• Aim
Look through the material below. Copy every line with the string "remnant" in it.

• Items from a figure collection
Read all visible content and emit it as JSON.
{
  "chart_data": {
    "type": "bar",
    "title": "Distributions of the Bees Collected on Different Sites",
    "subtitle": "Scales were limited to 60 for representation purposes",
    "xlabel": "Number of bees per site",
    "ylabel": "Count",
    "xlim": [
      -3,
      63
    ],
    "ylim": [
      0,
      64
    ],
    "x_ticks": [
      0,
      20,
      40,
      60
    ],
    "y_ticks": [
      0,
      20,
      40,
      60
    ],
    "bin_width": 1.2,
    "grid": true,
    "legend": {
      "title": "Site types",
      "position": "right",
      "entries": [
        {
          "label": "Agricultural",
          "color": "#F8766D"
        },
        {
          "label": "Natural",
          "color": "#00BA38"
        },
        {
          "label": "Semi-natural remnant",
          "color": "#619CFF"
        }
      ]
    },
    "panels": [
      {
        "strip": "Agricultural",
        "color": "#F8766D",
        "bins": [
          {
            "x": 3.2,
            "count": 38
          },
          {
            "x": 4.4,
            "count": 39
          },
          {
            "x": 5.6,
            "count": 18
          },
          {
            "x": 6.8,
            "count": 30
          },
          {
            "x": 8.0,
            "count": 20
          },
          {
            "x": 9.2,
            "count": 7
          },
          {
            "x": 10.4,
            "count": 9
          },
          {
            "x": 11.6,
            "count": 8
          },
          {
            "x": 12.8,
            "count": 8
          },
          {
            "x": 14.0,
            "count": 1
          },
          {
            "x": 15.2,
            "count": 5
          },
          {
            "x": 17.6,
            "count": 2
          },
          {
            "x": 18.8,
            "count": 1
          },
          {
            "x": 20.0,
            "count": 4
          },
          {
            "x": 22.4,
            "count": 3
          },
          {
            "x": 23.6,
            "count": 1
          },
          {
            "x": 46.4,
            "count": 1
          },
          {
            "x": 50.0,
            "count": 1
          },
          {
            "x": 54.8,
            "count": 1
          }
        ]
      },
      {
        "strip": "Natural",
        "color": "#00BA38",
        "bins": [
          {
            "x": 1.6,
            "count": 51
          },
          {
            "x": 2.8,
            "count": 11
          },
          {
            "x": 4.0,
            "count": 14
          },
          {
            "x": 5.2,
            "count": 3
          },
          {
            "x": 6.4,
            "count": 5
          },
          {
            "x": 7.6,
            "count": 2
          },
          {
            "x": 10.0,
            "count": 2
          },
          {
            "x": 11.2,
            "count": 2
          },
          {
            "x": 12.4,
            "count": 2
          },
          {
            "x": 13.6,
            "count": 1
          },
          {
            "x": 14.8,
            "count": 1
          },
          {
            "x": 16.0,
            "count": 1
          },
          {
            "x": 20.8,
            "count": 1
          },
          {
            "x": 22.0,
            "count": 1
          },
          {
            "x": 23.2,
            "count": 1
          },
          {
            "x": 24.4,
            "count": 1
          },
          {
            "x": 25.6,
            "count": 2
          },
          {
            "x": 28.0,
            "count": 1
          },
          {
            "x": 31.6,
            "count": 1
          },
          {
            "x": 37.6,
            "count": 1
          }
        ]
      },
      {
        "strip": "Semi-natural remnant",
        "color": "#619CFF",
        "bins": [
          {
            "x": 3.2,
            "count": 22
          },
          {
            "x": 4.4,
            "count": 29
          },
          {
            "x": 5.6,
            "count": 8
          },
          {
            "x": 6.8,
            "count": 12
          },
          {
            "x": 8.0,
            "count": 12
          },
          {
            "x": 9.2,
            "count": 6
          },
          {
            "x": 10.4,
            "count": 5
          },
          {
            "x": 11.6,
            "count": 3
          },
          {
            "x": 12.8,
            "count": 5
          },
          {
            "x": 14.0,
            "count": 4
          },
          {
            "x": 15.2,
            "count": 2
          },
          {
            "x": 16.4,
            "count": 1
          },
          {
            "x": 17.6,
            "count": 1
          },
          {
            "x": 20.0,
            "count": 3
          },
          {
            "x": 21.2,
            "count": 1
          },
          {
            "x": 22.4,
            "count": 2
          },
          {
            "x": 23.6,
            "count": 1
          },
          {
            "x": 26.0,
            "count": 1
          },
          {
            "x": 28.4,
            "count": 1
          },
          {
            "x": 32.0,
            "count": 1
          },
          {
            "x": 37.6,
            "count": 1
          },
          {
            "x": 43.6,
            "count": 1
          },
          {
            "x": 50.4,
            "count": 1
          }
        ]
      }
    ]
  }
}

---

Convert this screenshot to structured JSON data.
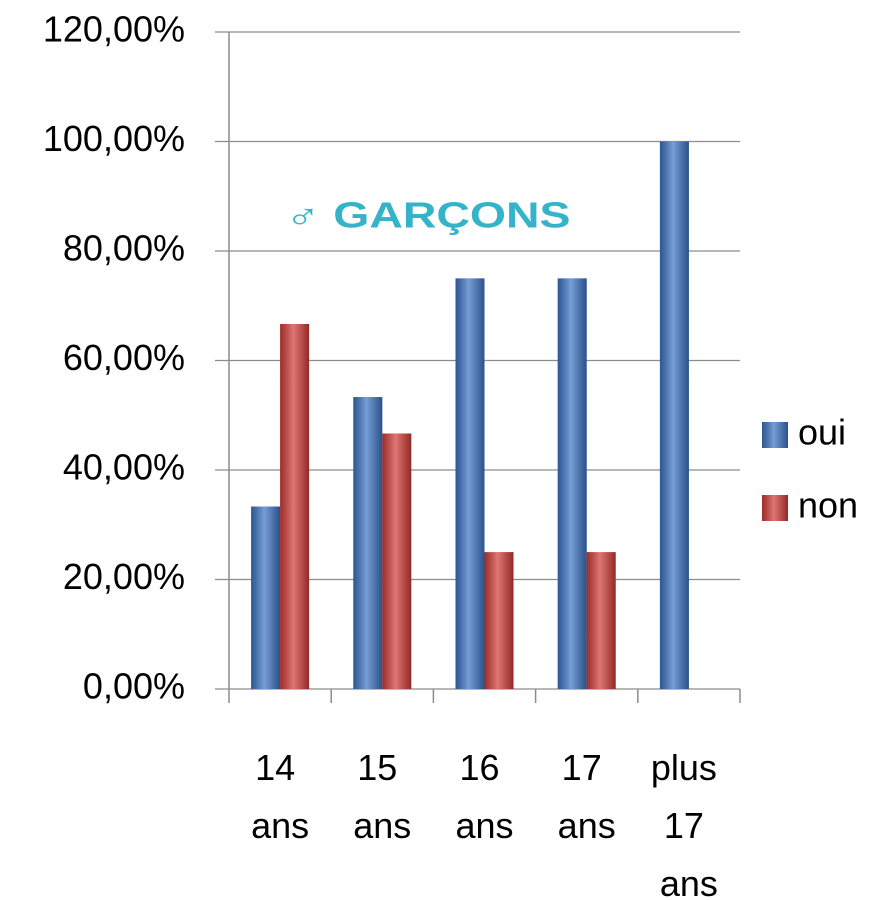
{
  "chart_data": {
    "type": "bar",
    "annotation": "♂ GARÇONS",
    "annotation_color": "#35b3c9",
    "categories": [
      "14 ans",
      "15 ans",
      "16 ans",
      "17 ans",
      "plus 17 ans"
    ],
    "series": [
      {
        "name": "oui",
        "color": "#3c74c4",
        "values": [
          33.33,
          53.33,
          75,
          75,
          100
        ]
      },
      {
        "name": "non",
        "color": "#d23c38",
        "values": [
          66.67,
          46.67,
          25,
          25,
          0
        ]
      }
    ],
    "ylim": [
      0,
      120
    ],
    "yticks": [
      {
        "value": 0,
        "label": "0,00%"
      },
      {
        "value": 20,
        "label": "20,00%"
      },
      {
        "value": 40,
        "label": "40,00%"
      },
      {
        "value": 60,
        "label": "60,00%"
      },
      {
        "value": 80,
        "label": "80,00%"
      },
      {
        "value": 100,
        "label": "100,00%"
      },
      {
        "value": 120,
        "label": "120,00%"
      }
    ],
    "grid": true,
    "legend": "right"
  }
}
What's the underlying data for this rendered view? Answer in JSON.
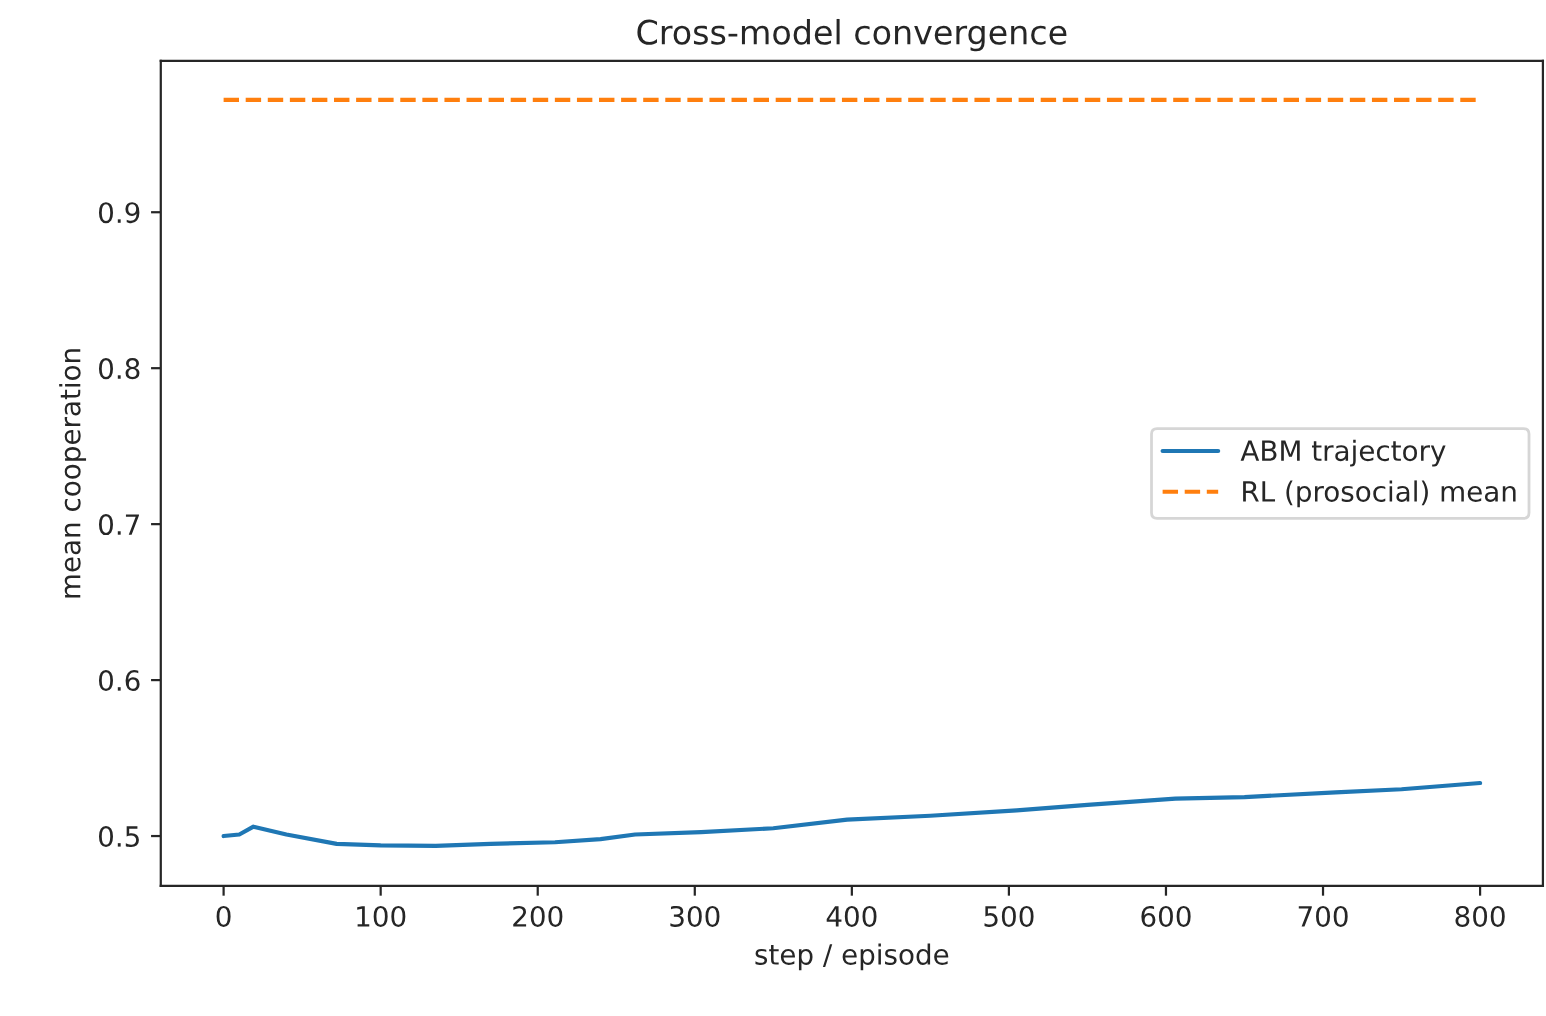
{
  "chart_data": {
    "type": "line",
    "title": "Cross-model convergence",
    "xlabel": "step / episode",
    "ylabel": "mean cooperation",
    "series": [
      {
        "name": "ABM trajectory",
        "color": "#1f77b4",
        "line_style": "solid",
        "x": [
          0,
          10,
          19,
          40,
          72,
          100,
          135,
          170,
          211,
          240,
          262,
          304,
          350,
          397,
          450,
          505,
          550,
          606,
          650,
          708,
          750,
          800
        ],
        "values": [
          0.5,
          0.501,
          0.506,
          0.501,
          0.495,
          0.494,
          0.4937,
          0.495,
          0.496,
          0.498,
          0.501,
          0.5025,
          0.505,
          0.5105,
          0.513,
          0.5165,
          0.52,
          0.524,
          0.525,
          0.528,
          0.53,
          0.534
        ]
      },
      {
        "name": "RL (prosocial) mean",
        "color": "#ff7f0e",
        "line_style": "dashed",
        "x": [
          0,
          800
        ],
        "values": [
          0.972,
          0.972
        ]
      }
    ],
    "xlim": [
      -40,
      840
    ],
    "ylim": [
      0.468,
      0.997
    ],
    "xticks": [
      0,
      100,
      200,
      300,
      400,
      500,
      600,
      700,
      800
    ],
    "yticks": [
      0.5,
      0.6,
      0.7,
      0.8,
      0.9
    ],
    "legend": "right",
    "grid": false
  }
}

• Written response
          "label": "Semi-natural remnant",
        "strip": "Semi-natural remnant",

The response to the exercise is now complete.